Identify, in the records below, every line where the string "state" appears, and copy each such line.

Start of DATA SHOWN

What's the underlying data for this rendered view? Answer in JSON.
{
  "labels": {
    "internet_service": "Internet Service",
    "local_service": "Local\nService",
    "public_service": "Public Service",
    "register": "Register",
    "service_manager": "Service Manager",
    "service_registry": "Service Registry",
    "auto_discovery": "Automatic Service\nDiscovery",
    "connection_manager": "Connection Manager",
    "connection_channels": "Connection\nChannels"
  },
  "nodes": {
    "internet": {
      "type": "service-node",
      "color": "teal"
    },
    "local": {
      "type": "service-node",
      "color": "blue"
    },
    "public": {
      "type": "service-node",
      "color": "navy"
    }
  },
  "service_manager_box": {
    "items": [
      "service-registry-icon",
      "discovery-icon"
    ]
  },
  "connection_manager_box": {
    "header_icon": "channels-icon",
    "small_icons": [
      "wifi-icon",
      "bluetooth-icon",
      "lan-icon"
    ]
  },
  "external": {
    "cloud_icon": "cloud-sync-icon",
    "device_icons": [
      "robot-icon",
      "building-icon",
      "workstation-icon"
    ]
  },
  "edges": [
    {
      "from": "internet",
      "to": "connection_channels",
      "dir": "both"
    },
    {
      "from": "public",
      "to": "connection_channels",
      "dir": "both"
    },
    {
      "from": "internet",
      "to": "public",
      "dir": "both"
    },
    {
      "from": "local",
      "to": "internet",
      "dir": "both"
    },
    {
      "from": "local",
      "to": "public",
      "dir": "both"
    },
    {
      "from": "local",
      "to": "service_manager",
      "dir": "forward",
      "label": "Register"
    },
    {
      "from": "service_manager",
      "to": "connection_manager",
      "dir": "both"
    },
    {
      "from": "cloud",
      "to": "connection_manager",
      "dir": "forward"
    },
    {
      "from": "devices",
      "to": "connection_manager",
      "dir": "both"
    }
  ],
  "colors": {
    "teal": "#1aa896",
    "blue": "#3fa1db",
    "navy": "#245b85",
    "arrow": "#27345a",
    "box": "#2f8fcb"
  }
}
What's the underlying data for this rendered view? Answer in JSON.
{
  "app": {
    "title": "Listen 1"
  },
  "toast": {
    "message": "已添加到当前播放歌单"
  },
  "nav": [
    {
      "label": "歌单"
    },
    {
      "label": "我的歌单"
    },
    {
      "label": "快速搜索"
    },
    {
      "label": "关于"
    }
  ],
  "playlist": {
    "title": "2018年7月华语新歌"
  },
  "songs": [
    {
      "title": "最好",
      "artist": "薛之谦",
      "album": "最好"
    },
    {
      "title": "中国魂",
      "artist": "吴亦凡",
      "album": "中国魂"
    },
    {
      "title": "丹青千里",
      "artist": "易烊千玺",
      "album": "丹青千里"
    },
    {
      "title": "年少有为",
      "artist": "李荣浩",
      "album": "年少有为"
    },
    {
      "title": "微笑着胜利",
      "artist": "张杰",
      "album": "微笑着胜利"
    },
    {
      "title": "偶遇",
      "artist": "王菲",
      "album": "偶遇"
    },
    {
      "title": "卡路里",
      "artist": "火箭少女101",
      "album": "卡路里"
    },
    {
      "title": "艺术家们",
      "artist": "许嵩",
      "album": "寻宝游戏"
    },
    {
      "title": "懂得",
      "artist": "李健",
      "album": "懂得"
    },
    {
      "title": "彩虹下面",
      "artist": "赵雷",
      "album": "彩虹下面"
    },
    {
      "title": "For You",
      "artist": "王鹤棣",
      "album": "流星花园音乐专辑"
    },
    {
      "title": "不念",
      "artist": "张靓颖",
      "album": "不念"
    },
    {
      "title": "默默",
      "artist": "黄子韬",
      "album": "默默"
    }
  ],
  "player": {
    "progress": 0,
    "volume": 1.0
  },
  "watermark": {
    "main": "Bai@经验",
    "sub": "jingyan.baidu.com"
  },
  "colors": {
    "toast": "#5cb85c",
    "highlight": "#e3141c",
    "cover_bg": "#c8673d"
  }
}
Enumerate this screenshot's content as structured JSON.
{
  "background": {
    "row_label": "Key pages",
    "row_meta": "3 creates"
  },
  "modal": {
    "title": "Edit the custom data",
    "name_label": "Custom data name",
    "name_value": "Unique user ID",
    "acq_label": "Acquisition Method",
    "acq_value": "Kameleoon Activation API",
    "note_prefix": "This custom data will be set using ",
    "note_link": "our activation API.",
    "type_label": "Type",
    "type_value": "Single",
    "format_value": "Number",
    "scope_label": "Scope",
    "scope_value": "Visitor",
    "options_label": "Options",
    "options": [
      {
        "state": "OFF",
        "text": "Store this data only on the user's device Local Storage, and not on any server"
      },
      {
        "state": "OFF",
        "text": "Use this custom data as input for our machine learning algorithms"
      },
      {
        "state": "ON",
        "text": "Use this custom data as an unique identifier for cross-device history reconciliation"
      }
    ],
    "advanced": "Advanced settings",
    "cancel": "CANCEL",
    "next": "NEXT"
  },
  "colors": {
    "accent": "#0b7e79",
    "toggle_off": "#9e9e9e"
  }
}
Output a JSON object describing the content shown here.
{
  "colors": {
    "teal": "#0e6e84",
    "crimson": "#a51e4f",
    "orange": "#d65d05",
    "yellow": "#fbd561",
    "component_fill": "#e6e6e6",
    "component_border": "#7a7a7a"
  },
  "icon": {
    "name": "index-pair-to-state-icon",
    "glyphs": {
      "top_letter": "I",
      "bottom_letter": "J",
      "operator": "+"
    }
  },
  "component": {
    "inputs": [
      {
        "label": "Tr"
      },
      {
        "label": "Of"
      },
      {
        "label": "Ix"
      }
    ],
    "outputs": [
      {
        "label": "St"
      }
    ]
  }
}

End of DATA SHOWN

» SOLUTION FOR THIS EXERCISE
        "state": "OFF",
        "state": "OFF",
        "state": "ON",
    "name": "index-pair-to-state-icon",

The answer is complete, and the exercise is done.